=== Data shown ===

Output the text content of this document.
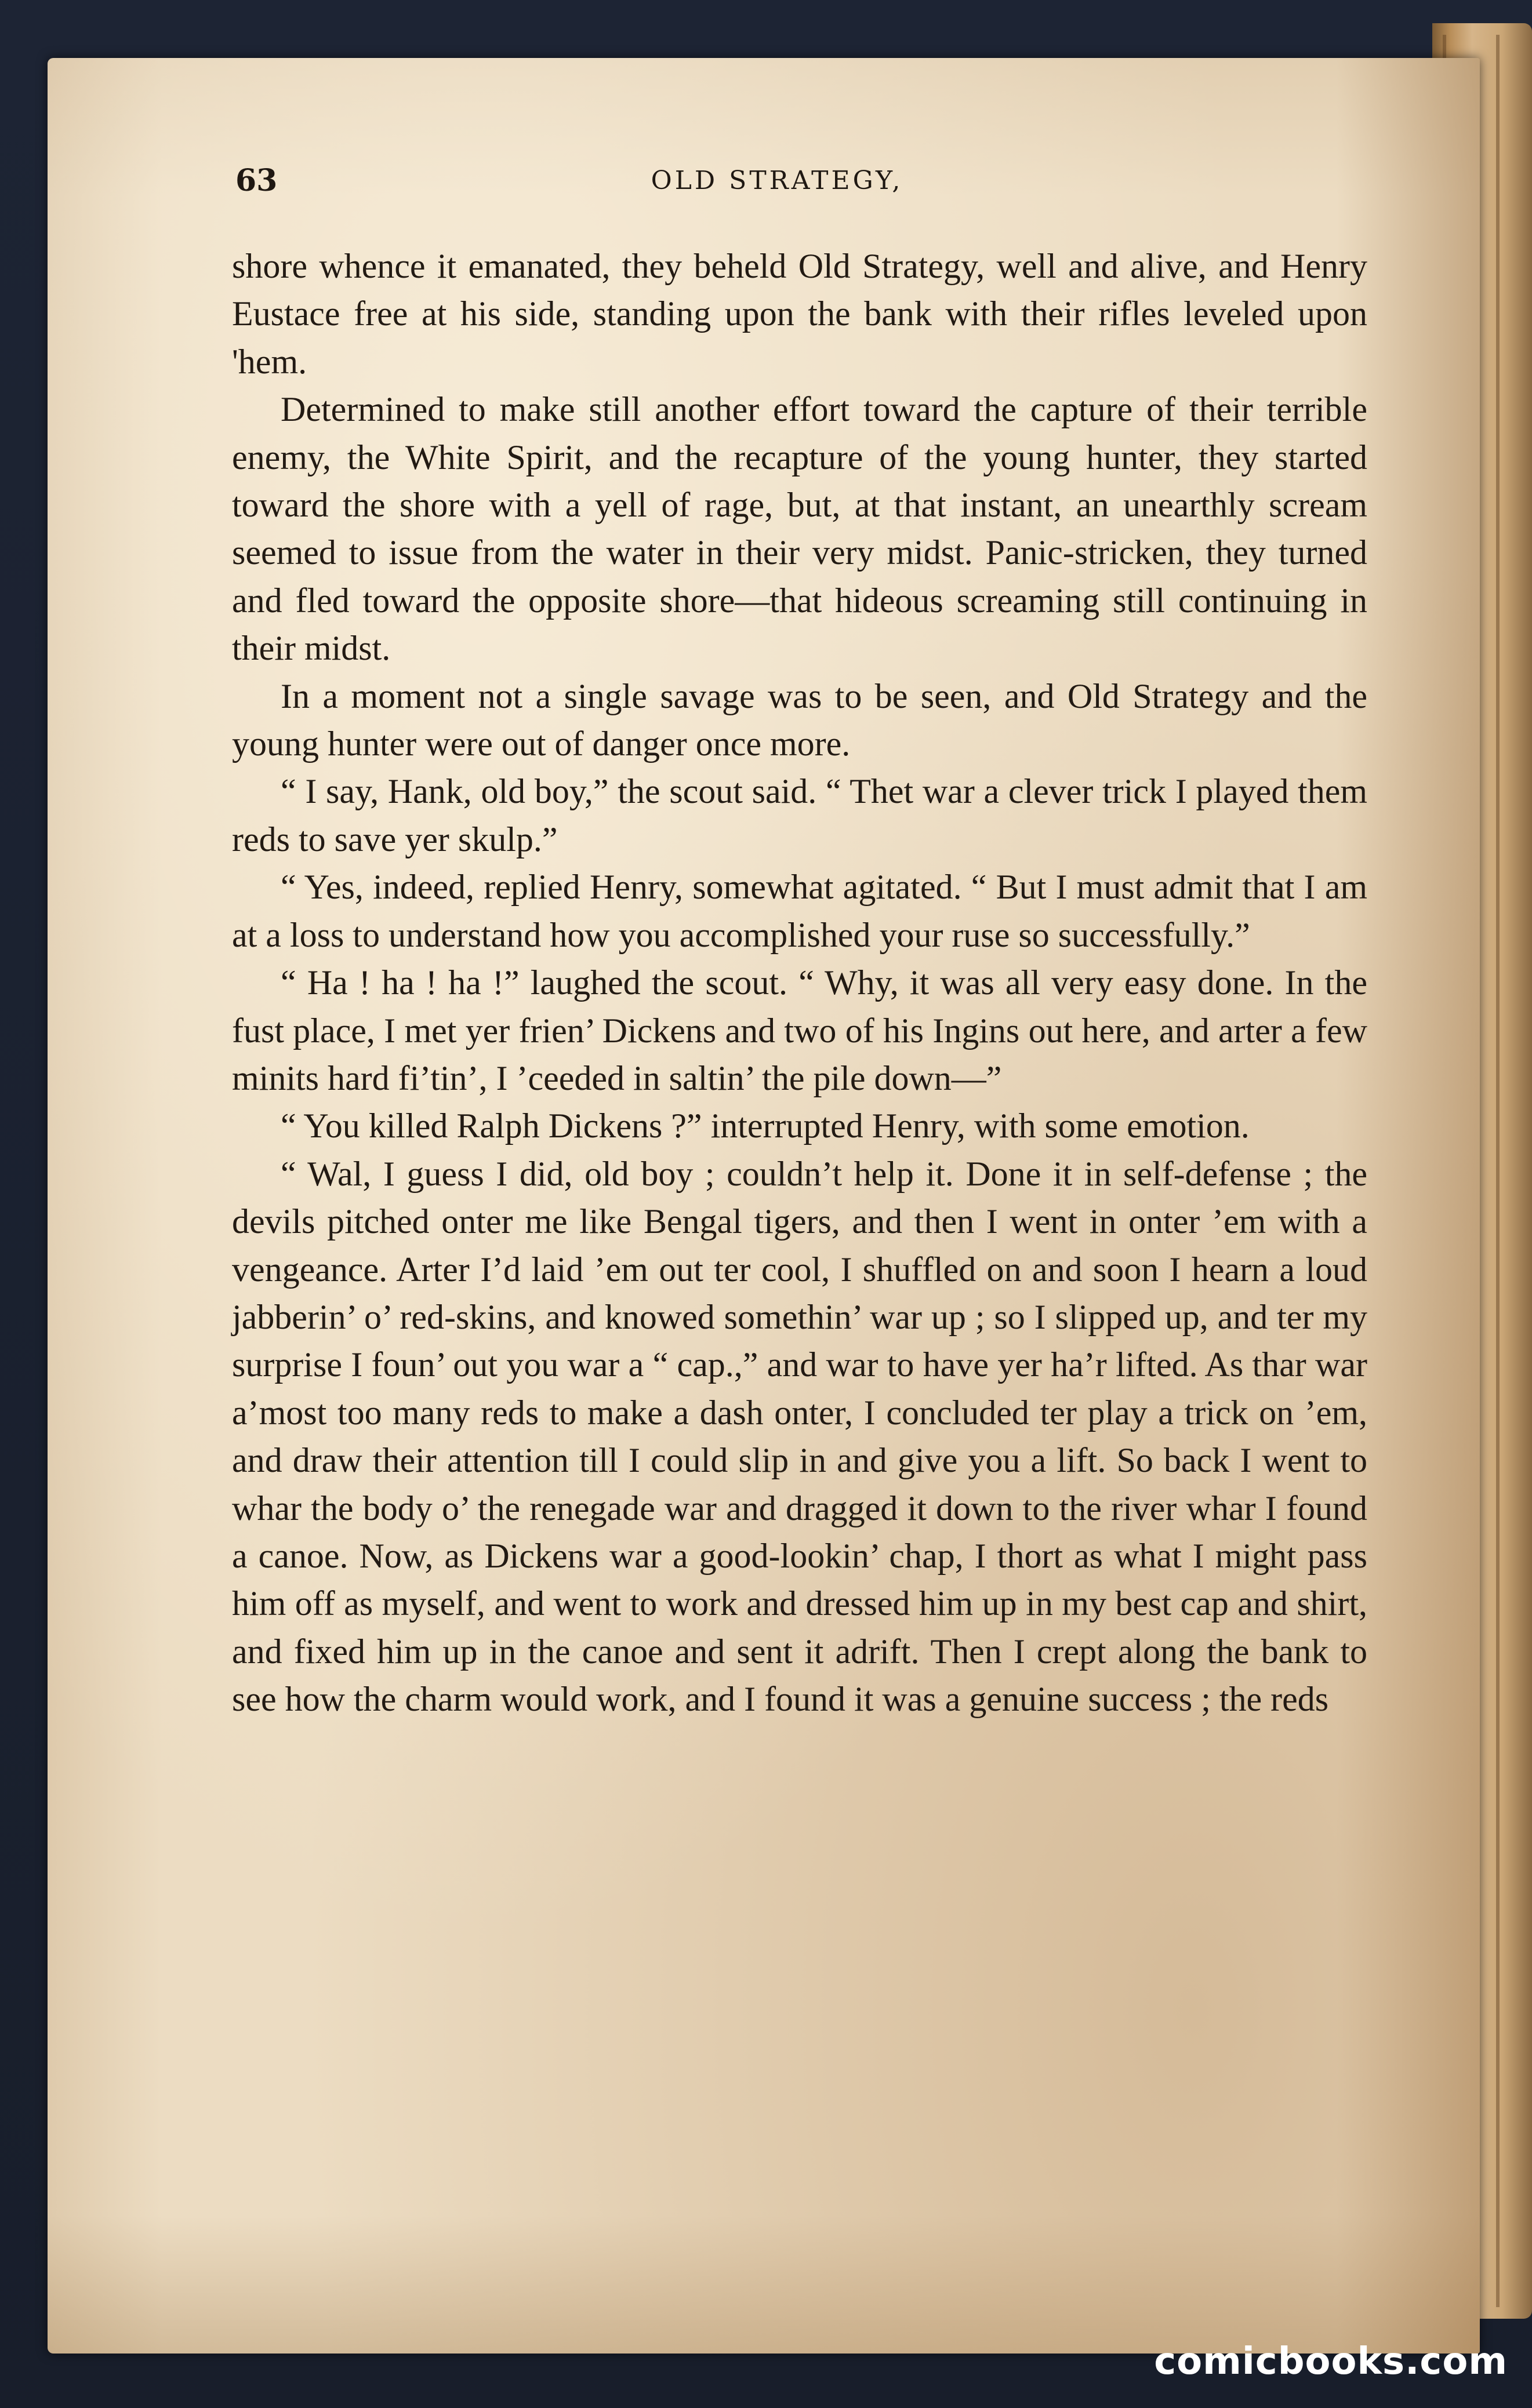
63	OLD STRATEGY,

shore whence it emanated, they beheld Old Strategy, well and alive, and Henry Eustace free at his side, standing upon the bank with their rifles leveled upon 'hem.

Determined to make still another effort toward the capture of their terrible enemy, the White Spirit, and the recapture of the young hunter, they started toward the shore with a yell of rage, but, at that instant, an unearthly scream seemed to issue from the water in their very midst. Panic-stricken, they turned and fled toward the opposite shore—that hideous screaming still continuing in their midst.

In a moment not a single savage was to be seen, and Old Strategy and the young hunter were out of danger once more.

“ I say, Hank, old boy,” the scout said. “ Thet war a clever trick I played them reds to save yer skulp.”

“ Yes, indeed, replied Henry, somewhat agitated. “ But I must admit that I am at a loss to understand how you accomplished your ruse so successfully.”

“ Ha ! ha ! ha !” laughed the scout. “ Why, it was all very easy done. In the fust place, I met yer frien’ Dickens and two of his Ingins out here, and arter a few minits hard fi’tin’, I ’ceeded in saltin’ the pile down—”

“ You killed Ralph Dickens ?” interrupted Henry, with some emotion.

“ Wal, I guess I did, old boy ; couldn’t help it. Done it in self-defense ; the devils pitched onter me like Bengal tigers, and then I went in onter ’em with a vengeance. Arter I’d laid ’em out ter cool, I shuffled on and soon I hearn a loud jabberin’ o’ red-skins, and knowed somethin’ war up ; so I slipped up, and ter my surprise I foun’ out you war a “ cap.,” and war to have yer ha’r lifted. As thar war a’most too many reds to make a dash onter, I concluded ter play a trick on ’em, and draw their attention till I could slip in and give you a lift. So back I went to whar the body o’ the renegade war and dragged it down to the river whar I found a canoe. Now, as Dickens war a good-lookin’ chap, I thort as what I might pass him off as myself, and went to work and dressed him up in my best cap and shirt, and fixed him up in the canoe and sent it adrift. Then I crept along the bank to see how the charm would work, and I found it was a genuine success ; the reds

comicbooks.com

=== Written task ===
Take the records above and transcribe them exactly, dropping every picture.

=== Response for this exercise ===
Output the text content of this document.
63	OLD STRATEGY,

shore whence it emanated, they beheld Old Strategy, well and alive, and Henry Eustace free at his side, standing upon the bank with their rifles leveled upon 'hem.

Determined to make still another effort toward the capture of their terrible enemy, the White Spirit, and the recapture of the young hunter, they started toward the shore with a yell of rage, but, at that instant, an unearthly scream seemed to issue from the water in their very midst. Panic-stricken, they turned and fled toward the opposite shore—that hideous screaming still continuing in their midst.

In a moment not a single savage was to be seen, and Old Strategy and the young hunter were out of danger once more.

“ I say, Hank, old boy,” the scout said. “ Thet war a clever trick I played them reds to save yer skulp.”

“ Yes, indeed, replied Henry, somewhat agitated. “ But I must admit that I am at a loss to understand how you accomplished your ruse so successfully.”

“ Ha ! ha ! ha !” laughed the scout. “ Why, it was all very easy done. In the fust place, I met yer frien’ Dickens and two of his Ingins out here, and arter a few minits hard fi’tin’, I ’ceeded in saltin’ the pile down—”

“ You killed Ralph Dickens ?” interrupted Henry, with some emotion.

“ Wal, I guess I did, old boy ; couldn’t help it. Done it in self-defense ; the devils pitched onter me like Bengal tigers, and then I went in onter ’em with a vengeance. Arter I’d laid ’em out ter cool, I shuffled on and soon I hearn a loud jabberin’ o’ red-skins, and knowed somethin’ war up ; so I slipped up, and ter my surprise I foun’ out you war a “ cap.,” and war to have yer ha’r lifted. As thar war a’most too many reds to make a dash onter, I concluded ter play a trick on ’em, and draw their attention till I could slip in and give you a lift. So back I went to whar the body o’ the renegade war and dragged it down to the river whar I found a canoe. Now, as Dickens war a good-lookin’ chap, I thort as what I might pass him off as myself, and went to work and dressed him up in my best cap and shirt, and fixed him up in the canoe and sent it adrift. Then I crept along the bank to see how the charm would work, and I found it was a genuine success ; the reds

comicbooks.com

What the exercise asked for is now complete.